GIVEN DATA:
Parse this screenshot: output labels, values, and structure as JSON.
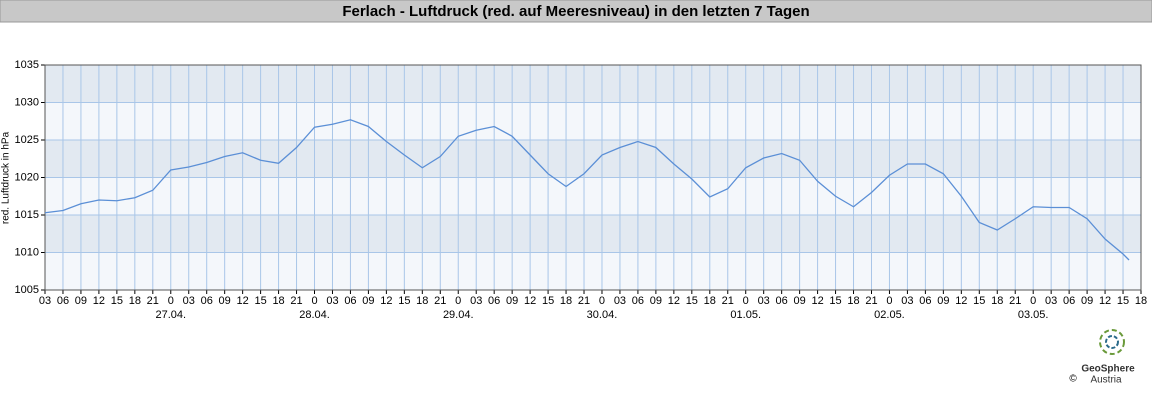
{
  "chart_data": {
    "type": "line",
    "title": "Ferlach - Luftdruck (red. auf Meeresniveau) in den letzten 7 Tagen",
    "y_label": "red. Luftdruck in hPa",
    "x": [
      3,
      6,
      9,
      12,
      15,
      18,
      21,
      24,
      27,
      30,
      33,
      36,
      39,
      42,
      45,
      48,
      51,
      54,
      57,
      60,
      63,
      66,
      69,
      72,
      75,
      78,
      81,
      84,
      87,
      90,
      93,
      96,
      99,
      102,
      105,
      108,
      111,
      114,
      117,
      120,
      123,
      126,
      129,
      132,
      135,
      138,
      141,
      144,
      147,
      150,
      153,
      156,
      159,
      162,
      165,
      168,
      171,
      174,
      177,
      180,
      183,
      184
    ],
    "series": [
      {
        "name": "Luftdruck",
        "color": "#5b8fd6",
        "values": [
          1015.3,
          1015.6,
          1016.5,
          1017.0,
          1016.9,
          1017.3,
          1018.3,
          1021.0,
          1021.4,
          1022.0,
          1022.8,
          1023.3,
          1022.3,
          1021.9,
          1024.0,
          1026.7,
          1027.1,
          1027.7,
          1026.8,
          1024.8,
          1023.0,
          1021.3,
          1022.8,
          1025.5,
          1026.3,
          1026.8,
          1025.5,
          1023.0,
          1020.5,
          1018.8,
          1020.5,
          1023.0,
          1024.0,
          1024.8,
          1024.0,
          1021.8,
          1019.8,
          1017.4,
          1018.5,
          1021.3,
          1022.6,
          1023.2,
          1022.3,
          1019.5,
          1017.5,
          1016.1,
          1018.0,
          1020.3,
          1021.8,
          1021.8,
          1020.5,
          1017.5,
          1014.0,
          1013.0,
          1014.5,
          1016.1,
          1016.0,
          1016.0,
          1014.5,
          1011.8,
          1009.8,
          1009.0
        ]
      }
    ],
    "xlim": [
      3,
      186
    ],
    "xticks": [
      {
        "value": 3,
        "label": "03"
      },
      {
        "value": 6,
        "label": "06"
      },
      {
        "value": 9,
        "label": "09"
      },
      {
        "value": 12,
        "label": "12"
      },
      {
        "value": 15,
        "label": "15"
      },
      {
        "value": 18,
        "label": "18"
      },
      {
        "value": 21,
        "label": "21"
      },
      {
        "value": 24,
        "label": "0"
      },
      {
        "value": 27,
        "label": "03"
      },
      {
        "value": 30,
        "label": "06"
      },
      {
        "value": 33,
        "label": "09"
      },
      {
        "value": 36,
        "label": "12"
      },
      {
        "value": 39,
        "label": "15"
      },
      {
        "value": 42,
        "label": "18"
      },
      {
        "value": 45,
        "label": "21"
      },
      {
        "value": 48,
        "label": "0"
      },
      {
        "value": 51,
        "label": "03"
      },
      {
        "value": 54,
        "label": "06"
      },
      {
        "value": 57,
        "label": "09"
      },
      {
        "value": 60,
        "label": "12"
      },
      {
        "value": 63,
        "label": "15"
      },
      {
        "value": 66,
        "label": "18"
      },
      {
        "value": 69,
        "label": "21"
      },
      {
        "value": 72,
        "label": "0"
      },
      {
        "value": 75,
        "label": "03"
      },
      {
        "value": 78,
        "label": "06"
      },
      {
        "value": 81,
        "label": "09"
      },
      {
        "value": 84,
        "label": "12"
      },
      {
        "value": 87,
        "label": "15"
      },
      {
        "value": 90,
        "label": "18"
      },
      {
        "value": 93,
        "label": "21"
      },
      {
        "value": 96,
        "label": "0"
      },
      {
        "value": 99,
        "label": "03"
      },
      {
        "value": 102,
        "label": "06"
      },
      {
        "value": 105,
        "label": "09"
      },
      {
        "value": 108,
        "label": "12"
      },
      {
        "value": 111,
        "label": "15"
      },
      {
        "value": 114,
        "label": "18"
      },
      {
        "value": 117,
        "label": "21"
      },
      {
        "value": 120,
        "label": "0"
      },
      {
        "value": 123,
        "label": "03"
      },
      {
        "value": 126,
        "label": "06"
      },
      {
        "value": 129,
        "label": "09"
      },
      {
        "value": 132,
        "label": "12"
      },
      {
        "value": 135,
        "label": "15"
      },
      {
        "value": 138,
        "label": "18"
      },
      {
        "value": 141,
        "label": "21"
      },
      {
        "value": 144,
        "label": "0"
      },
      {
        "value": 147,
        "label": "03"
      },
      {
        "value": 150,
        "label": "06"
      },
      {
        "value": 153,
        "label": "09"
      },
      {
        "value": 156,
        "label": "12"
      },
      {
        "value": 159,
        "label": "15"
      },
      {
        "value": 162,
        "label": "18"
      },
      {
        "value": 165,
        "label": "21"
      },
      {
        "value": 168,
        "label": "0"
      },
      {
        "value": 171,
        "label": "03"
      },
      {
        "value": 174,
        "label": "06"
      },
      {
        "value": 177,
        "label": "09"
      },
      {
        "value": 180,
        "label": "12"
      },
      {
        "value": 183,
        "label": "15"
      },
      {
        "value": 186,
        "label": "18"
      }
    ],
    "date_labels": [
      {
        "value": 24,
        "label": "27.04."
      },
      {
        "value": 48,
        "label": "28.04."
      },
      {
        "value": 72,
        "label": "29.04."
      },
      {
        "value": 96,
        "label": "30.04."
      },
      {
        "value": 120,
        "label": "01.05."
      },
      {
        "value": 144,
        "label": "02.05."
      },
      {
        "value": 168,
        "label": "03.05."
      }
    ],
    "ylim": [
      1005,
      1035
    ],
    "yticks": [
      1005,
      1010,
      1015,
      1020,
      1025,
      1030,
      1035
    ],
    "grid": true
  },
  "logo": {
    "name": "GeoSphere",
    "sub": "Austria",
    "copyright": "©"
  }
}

---

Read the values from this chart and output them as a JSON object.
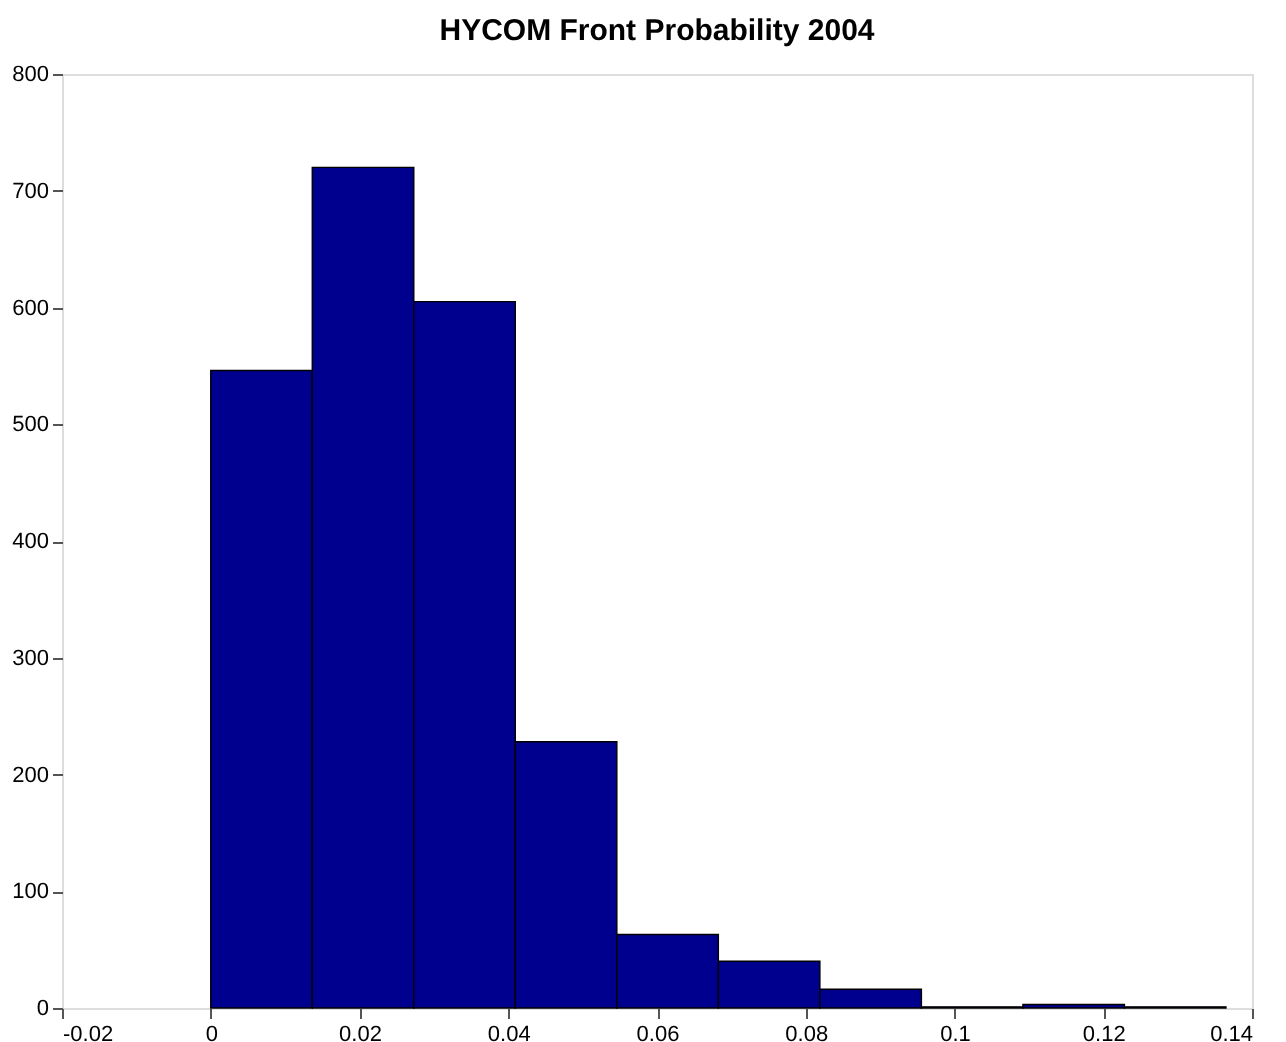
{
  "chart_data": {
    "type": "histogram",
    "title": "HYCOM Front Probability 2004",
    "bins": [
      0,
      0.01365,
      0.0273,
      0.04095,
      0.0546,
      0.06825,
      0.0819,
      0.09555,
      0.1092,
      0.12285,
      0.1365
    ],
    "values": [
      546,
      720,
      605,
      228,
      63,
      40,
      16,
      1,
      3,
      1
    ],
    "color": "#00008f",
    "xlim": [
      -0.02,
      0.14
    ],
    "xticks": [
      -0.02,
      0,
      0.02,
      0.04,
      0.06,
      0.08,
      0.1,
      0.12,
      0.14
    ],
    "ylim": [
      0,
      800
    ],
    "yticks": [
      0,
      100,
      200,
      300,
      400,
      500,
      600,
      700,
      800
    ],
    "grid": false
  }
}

OBJECTIVE:
List all lines where "values" occurs.

THE RESULT:
Parse this screenshot: output labels, values, and structure as JSON.
        "values": [
Read the values from this chart and output them as a JSON object.
    "values": [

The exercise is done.